(Short exercise):
In the records that follow, show each line where the word "Band" is present.

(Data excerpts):
start

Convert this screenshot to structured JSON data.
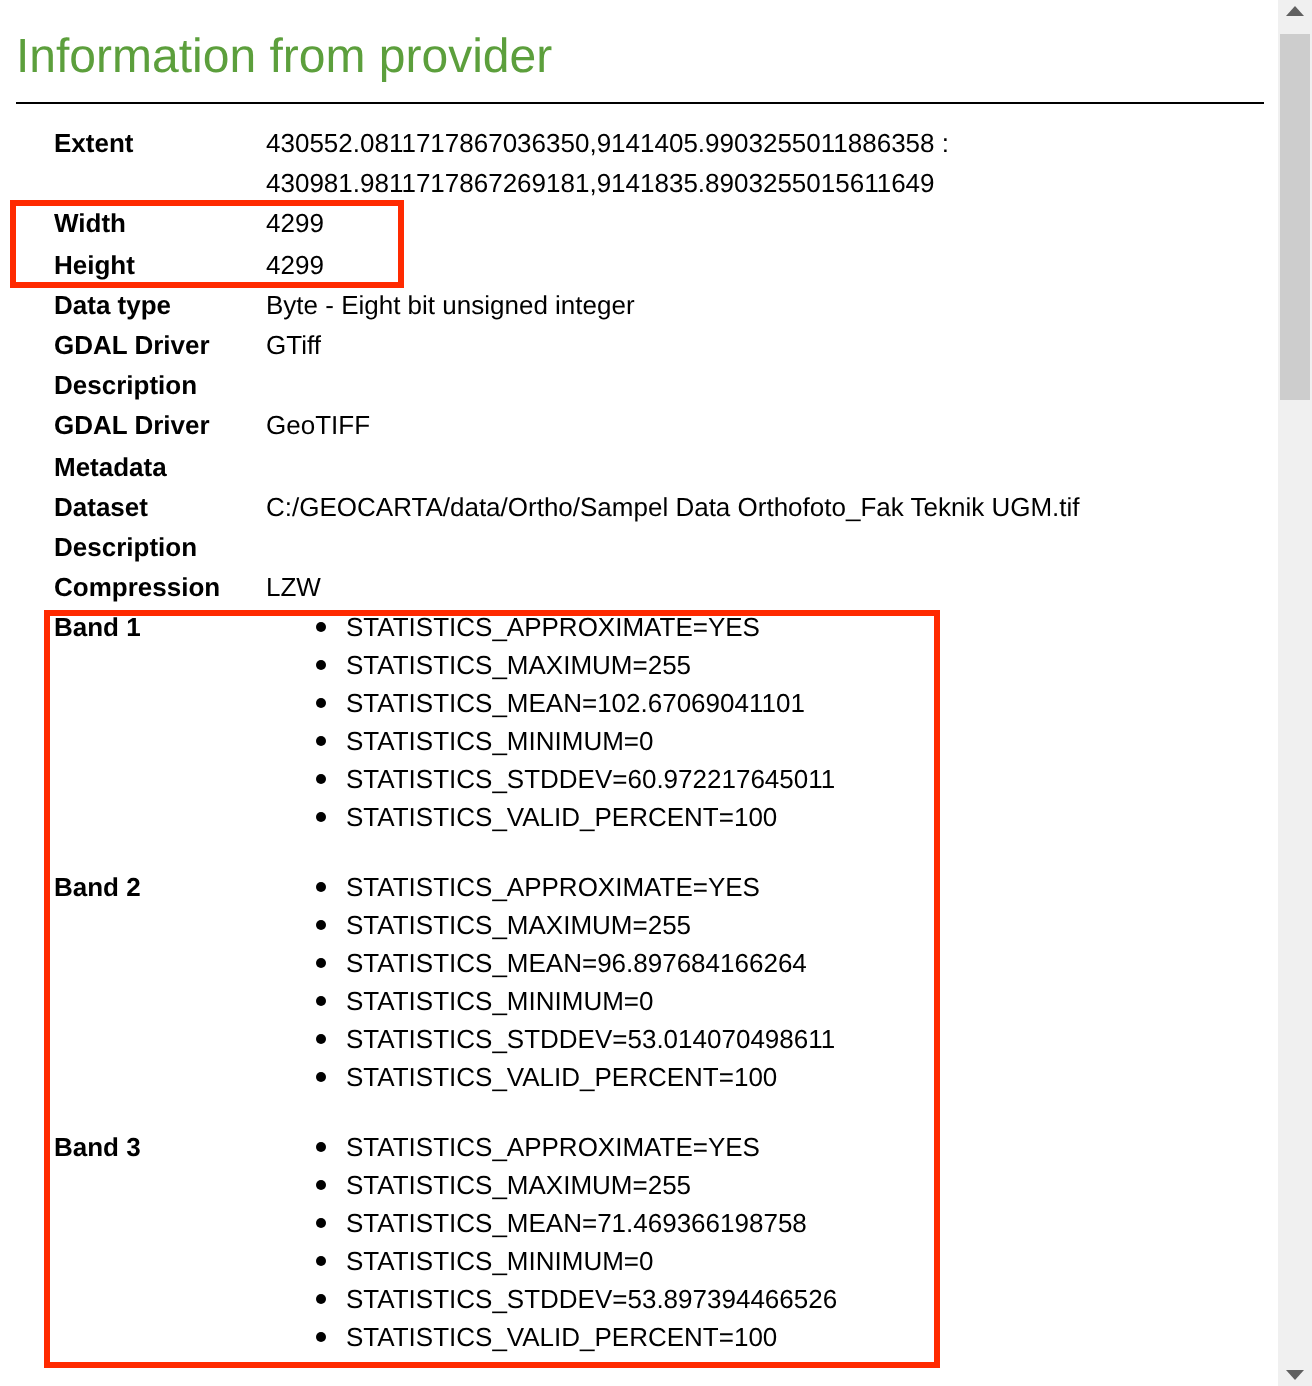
{
  "heading": "Information from provider",
  "sections": [
    {
      "highlighted": false,
      "rows": [
        {
          "label": "Extent",
          "value": "430552.0811717867036350,9141405.9903255011886358 : 430981.9811717867269181,9141835.8903255015611649"
        }
      ]
    },
    {
      "highlighted": true,
      "rows": [
        {
          "label": "Width",
          "value": "4299"
        },
        {
          "label": "Height",
          "value": "4299"
        }
      ]
    },
    {
      "highlighted": false,
      "rows": [
        {
          "label": "Data type",
          "value": "Byte - Eight bit unsigned integer"
        },
        {
          "label": "GDAL Driver Description",
          "value": "GTiff"
        },
        {
          "label": "GDAL Driver Metadata",
          "value": "GeoTIFF"
        },
        {
          "label": "Dataset Description",
          "value": "C:/GEOCARTA/data/Ortho/Sampel Data Orthofoto_Fak Teknik UGM.tif"
        },
        {
          "label": "Compression",
          "value": "LZW"
        }
      ]
    },
    {
      "highlighted": true,
      "rows": [
        {
          "label": "Band 1",
          "items": [
            "STATISTICS_APPROXIMATE=YES",
            "STATISTICS_MAXIMUM=255",
            "STATISTICS_MEAN=102.67069041101",
            "STATISTICS_MINIMUM=0",
            "STATISTICS_STDDEV=60.972217645011",
            "STATISTICS_VALID_PERCENT=100"
          ]
        },
        {
          "label": "Band 2",
          "items": [
            "STATISTICS_APPROXIMATE=YES",
            "STATISTICS_MAXIMUM=255",
            "STATISTICS_MEAN=96.897684166264",
            "STATISTICS_MINIMUM=0",
            "STATISTICS_STDDEV=53.014070498611",
            "STATISTICS_VALID_PERCENT=100"
          ]
        },
        {
          "label": "Band 3",
          "items": [
            "STATISTICS_APPROXIMATE=YES",
            "STATISTICS_MAXIMUM=255",
            "STATISTICS_MEAN=71.469366198758",
            "STATISTICS_MINIMUM=0",
            "STATISTICS_STDDEV=53.897394466526",
            "STATISTICS_VALID_PERCENT=100"
          ]
        }
      ]
    }
  ]
}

end

(Solution for this task):
          "label": "Band 1",
          "label": "Band 2",
          "label": "Band 3",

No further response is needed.